### Entries supplied ###
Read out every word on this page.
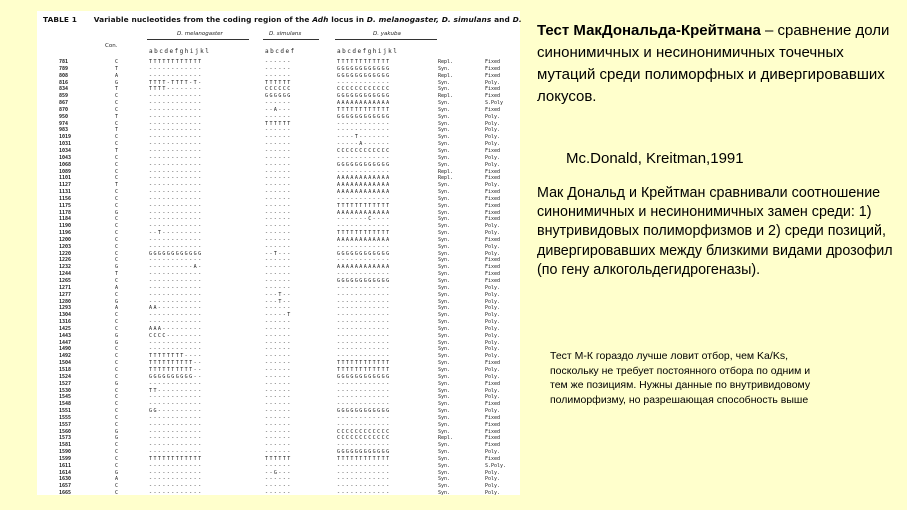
TABLE 1 Variable nucleotides from the coding region of the Adh locus in D. melanogaster, D. simulans and D.
D. melanogaster	D. simulans	D. yakuba
Con.
abcdefghijkl	abcdef	abcdefghijkl
781	C	TTTTTTTTTTTT	------	TTTTTTTTTTTT	Repl.	Fixed
789	T	------------	------	GGGGGGGGGGGG	Syn.	Fixed
808	A	------------	------	GGGGGGGGGGGG	Repl.	Fixed
816	G	TTTT-TTTT-T-	TTTTTT	------------	Syn.	Poly.
834	T	TTTT--------	CCCCCC	CCCCCCCCCCCC	Syn.	Fixed
859	C	------------	GGGGGG	GGGGGGGGGGGG	Repl.	Fixed
867	C	------------	------	AAAAAAAAAAAA	Syn.	S.Poly
870	C	------------	--A---	TTTTTTTTTTTT	Syn.	Fixed
950	T	------------	------	GGGGGGGGGGGG	Syn.	Poly.
974	C	------------	TTTTTT	------------	Syn.	Poly.
983	T	------------	------	------------	Syn.	Poly.
1019	C	------------	------	----T-------	Syn.	Poly.
1031	C	------------	------	-----A------	Syn.	Poly.
1034	T	------------	------	CCCCCCCCCCCC	Syn.	Fixed
1043	C	------------	------	------------	Syn.	Poly.
1068	C	------------	------	GGGGGGGGGGGG	Syn.	Poly.
1089	C	------------	------	------------	Repl.	Fixed
1101	C	------------	------	AAAAAAAAAAAA	Repl.	Fixed
1127	T	------------	------	AAAAAAAAAAAA	Syn.	Poly.
1131	C	------------	------	AAAAAAAAAAAA	Syn.	Fixed
1156	C	------------	------	------------	Syn.	Fixed
1175	C	------------	------	TTTTTTTTTTTT	Syn.	Fixed
1178	G	------------	------	AAAAAAAAAAAA	Syn.	Fixed
1184	C	------------	------	-------C----	Syn.	Fixed
1190	C	------------	------	------------	Syn.	Poly.
1196	C	--T---------	------	TTTTTTTTTTTT	Syn.	Poly.
1200	C	------------	------	AAAAAAAAAAAA	Syn.	Fixed
1203	C	------------	------	------------	Syn.	Poly.
1220	C	GGGGGGGGGGGG	--T---	GGGGGGGGGGGG	Syn.	Poly.
1226	C	------------	------	------------	Syn.	Fixed
1232	G	----------A-	------	AAAAAAAAAAAA	Syn.	Fixed
1244	T	------------	------	------------	Syn.	Fixed
1265	C	------------	------	GGGGGGGGGGGG	Syn.	Fixed
1271	A	------------	------	------------	Syn.	Poly.
1277	C	------------	---T--	------------	Syn.	Poly.
1280	G	------------	---T--	------------	Syn.	Poly.
1293	A	AA----------	------	------------	Syn.	Poly.
1304	C	------------	-----T	------------	Syn.	Poly.
1316	C	------------	------	------------	Syn.	Poly.
1425	C	AAA---------	------	------------	Syn.	Poly.
1443	G	CCCC--------	------	------------	Syn.	Poly.
1447	G	------------	------	------------	Syn.	Poly.
1490	C	------------	------	------------	Syn.	Poly.
1492	C	TTTTTTTT----	------	------------	Syn.	Poly.
1504	C	TTTTTTTTTT--	------	TTTTTTTTTTTT	Syn.	Fixed
1518	C	TTTTTTTTTT--	------	TTTTTTTTTTTT	Syn.	Poly.
1524	C	GGGGGGGGGG--	------	GGGGGGGGGGGG	Syn.	Poly.
1527	G	------------	------	------------	Syn.	Fixed
1530	C	TT----------	------	------------	Syn.	Poly.
1545	C	------------	------	------------	Syn.	Poly.
1548	C	------------	------	------------	Syn.	Fixed
1551	C	GG----------	------	GGGGGGGGGGGG	Syn.	Poly.
1555	C	------------	------	------------	Syn.	Fixed
1557	C	------------	------	------------	Syn.	Fixed
1560	G	------------	------	CCCCCCCCCCCC	Syn.	Fixed
1573	G	------------	------	CCCCCCCCCCCC	Repl.	Fixed
1581	C	------------	------	------------	Syn.	Fixed
1590	C	------------	------	GGGGGGGGGGGG	Syn.	Poly.
1599	C	TTTTTTTTTTTT	TTTTTT	TTTTTTTTTTTT	Syn.	Fixed
1611	C	------------	------	------------	Syn.	S.Poly.
1614	G	------------	--G---	------------	Syn.	Poly.
1630	A	------------	------	------------	Syn.	Poly.
1657	C	------------	------	------------	Syn.	Poly.
1665	C	------------	------	------------	Syn.	Poly.
Тест МакДональда-Крейтмана – сравнение доли синонимичных и несинонимичных точечных мутаций среди полиморфных и дивергировавших локусов.
Mc.Donald, Kreitman,1991
Мак Дональд и Крейтман сравнивали соотношение синонимичных и несинонимичных замен среди: 1) внутривидовых полиморфизмов и 2) среди позиций, дивергировавших между близкими видами дрозофил (по гену алкогольдегидрогеназы).
Тест М-К гораздо лучше ловит отбор, чем Ka/Ks, поскольку не требует постоянного отбора по одним и тем же позициям. Нужны данные по внутривидовому полиморфизму, но разрешающая способность выше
###
Copy every line of the listing containing the string "Repl".

Worked solution –
781	C	TTTTTTTTTTTT	------	TTTTTTTTTTTT	Repl.	Fixed
808	A	------------	------	GGGGGGGGGGGG	Repl.	Fixed
859	C	------------	GGGGGG	GGGGGGGGGGGG	Repl.	Fixed
1089	C	------------	------	------------	Repl.	Fixed
1101	C	------------	------	AAAAAAAAAAAA	Repl.	Fixed
1573	G	------------	------	CCCCCCCCCCCC	Repl.	Fixed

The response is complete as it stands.